**Exercise brief:** From the material below, list every line containing "icon".

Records
— BEGIN —

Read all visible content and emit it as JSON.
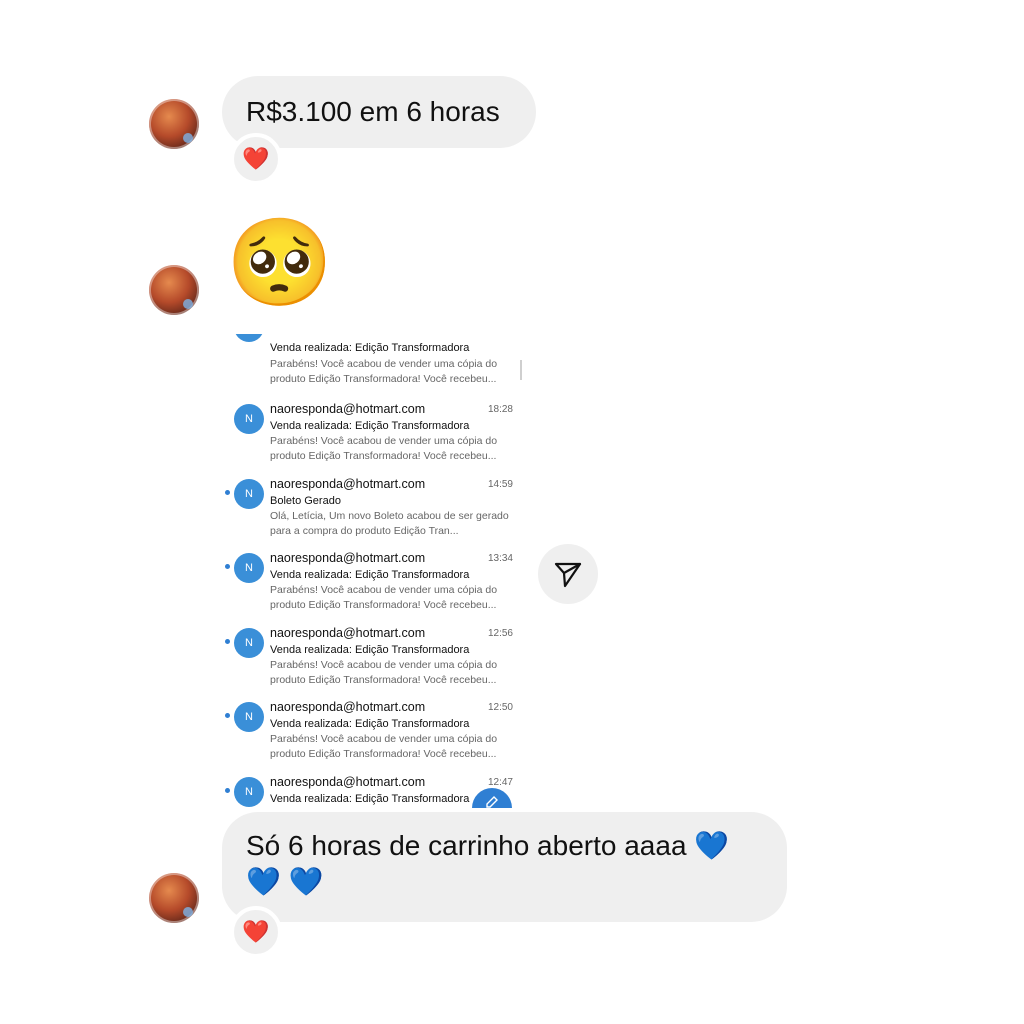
{
  "messages": {
    "first": {
      "text": "R$3.100 em 6 horas",
      "reaction": "❤️"
    },
    "second": {
      "emoji": "🥺"
    },
    "last": {
      "line1": "Só 6 horas de carrinho aberto aaaa 💙",
      "line2": "💙 💙",
      "reaction": "❤️"
    }
  },
  "inbox": {
    "partial_top": {
      "subject": "Venda realizada: Edição Transformadora",
      "preview": "Parabéns! Você acabou de vender uma cópia do produto Edição Transformadora! Você recebeu..."
    },
    "rows": [
      {
        "avatar": "N",
        "from": "naoresponda@hotmart.com",
        "time": "18:28",
        "subject": "Venda realizada: Edição Transformadora",
        "preview": "Parabéns! Você acabou de vender uma cópia do produto Edição Transformadora! Você recebeu..."
      },
      {
        "avatar": "N",
        "from": "naoresponda@hotmart.com",
        "time": "14:59",
        "subject": "Boleto Gerado",
        "preview": "Olá, Letícia, Um novo Boleto acabou de ser gerado para a compra do produto Edição Tran..."
      },
      {
        "avatar": "N",
        "from": "naoresponda@hotmart.com",
        "time": "13:34",
        "subject": "Venda realizada: Edição Transformadora",
        "preview": "Parabéns! Você acabou de vender uma cópia do produto Edição Transformadora! Você recebeu..."
      },
      {
        "avatar": "N",
        "from": "naoresponda@hotmart.com",
        "time": "12:56",
        "subject": "Venda realizada: Edição Transformadora",
        "preview": "Parabéns! Você acabou de vender uma cópia do produto Edição Transformadora! Você recebeu..."
      },
      {
        "avatar": "N",
        "from": "naoresponda@hotmart.com",
        "time": "12:50",
        "subject": "Venda realizada: Edição Transformadora",
        "preview": "Parabéns! Você acabou de vender uma cópia do produto Edição Transformadora! Você recebeu..."
      },
      {
        "avatar": "N",
        "from": "naoresponda@hotmart.com",
        "time": "12:47",
        "subject": "Venda realizada: Edição Transformadora",
        "preview": ""
      }
    ],
    "compose_icon": "compose-icon"
  },
  "share": {
    "icon": "send-icon"
  },
  "colors": {
    "bubble": "#efefef",
    "accent": "#2f7fd3"
  }
}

— END —

**Answer to this problem:**
    "compose_icon": "compose-icon"
    "icon": "send-icon"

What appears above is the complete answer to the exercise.